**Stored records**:
start

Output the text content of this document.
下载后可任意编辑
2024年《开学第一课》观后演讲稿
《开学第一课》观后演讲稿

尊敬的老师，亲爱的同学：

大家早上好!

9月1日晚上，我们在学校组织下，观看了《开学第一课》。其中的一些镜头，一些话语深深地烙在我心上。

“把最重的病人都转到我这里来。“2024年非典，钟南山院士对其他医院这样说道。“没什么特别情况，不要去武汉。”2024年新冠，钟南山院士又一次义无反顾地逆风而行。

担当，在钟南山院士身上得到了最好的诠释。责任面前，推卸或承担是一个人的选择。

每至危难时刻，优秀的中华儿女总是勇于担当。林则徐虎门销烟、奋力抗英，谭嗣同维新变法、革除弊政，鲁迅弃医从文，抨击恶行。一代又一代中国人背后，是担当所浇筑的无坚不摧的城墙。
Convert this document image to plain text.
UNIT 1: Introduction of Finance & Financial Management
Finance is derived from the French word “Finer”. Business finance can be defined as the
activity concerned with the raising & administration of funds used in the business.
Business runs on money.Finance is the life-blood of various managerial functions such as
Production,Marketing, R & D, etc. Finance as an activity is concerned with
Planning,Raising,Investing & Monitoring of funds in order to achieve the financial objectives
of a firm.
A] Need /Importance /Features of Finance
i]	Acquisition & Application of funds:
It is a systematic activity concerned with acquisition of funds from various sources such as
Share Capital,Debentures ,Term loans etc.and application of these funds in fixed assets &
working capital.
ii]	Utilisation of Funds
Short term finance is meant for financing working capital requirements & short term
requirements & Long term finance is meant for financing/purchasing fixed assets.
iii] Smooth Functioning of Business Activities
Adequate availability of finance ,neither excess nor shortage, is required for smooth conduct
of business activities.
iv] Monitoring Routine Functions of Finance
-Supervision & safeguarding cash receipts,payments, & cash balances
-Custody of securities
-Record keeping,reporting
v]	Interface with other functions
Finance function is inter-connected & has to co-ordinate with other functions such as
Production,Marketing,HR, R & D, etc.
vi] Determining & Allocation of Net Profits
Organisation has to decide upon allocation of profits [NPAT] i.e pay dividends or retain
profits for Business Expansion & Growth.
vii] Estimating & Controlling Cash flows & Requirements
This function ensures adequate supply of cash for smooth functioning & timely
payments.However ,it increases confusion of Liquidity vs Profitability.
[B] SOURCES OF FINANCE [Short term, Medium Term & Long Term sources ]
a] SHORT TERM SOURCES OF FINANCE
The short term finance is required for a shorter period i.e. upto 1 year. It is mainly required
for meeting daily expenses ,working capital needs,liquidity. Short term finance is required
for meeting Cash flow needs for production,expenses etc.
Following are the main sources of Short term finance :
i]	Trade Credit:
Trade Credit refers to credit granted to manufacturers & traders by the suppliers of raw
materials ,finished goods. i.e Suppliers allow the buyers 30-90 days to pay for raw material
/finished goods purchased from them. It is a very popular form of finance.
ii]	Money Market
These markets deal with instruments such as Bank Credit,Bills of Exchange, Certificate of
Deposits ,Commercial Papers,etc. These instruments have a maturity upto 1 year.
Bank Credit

end

**Requirements**: Reproduce each entry above exactly, keeping every word.

**Problem solution**:
Output the text content of this document.
下载后可任意编辑
2024年《开学第一课》观后演讲稿
《开学第一课》观后演讲稿

尊敬的老师，亲爱的同学：

大家早上好!

9月1日晚上，我们在学校组织下，观看了《开学第一课》。其中的一些镜头，一些话语深深地烙在我心上。

“把最重的病人都转到我这里来。“2024年非典，钟南山院士对其他医院这样说道。“没什么特别情况，不要去武汉。”2024年新冠，钟南山院士又一次义无反顾地逆风而行。

担当，在钟南山院士身上得到了最好的诠释。责任面前，推卸或承担是一个人的选择。

每至危难时刻，优秀的中华儿女总是勇于担当。林则徐虎门销烟、奋力抗英，谭嗣同维新变法、革除弊政，鲁迅弃医从文，抨击恶行。一代又一代中国人背后，是担当所浇筑的无坚不摧的城墙。
Convert this document image to plain text.
UNIT 1: Introduction of Finance & Financial Management
Finance is derived from the French word “Finer”. Business finance can be defined as the
activity concerned with the raising & administration of funds used in the business.
Business runs on money.Finance is the life-blood of various managerial functions such as
Production,Marketing, R & D, etc. Finance as an activity is concerned with
Planning,Raising,Investing & Monitoring of funds in order to achieve the financial objectives
of a firm.
A] Need /Importance /Features of Finance
i]	Acquisition & Application of funds:
It is a systematic activity concerned with acquisition of funds from various sources such as
Share Capital,Debentures ,Term loans etc.and application of these funds in fixed assets &
working capital.
ii]	Utilisation of Funds
Short term finance is meant for financing working capital requirements & short term
requirements & Long term finance is meant for financing/purchasing fixed assets.
iii] Smooth Functioning of Business Activities
Adequate availability of finance ,neither excess nor shortage, is required for smooth conduct
of business activities.
iv] Monitoring Routine Functions of Finance
-Supervision & safeguarding cash receipts,payments, & cash balances
-Custody of securities
-Record keeping,reporting
v]	Interface with other functions
Finance function is inter-connected & has to co-ordinate with other functions such as
Production,Marketing,HR, R & D, etc.
vi] Determining & Allocation of Net Profits
Organisation has to decide upon allocation of profits [NPAT] i.e pay dividends or retain
profits for Business Expansion & Growth.
vii] Estimating & Controlling Cash flows & Requirements
This function ensures adequate supply of cash for smooth functioning & timely
payments.However ,it increases confusion of Liquidity vs Profitability.
[B] SOURCES OF FINANCE [Short term, Medium Term & Long Term sources ]
a] SHORT TERM SOURCES OF FINANCE
The short term finance is required for a shorter period i.e. upto 1 year. It is mainly required
for meeting daily expenses ,working capital needs,liquidity. Short term finance is required
for meeting Cash flow needs for production,expenses etc.
Following are the main sources of Short term finance :
i]	Trade Credit:
Trade Credit refers to credit granted to manufacturers & traders by the suppliers of raw
materials ,finished goods. i.e Suppliers allow the buyers 30-90 days to pay for raw material
/finished goods purchased from them. It is a very popular form of finance.
ii]	Money Market
These markets deal with instruments such as Bank Credit,Bills of Exchange, Certificate of
Deposits ,Commercial Papers,etc. These instruments have a maturity upto 1 year.
Bank Credit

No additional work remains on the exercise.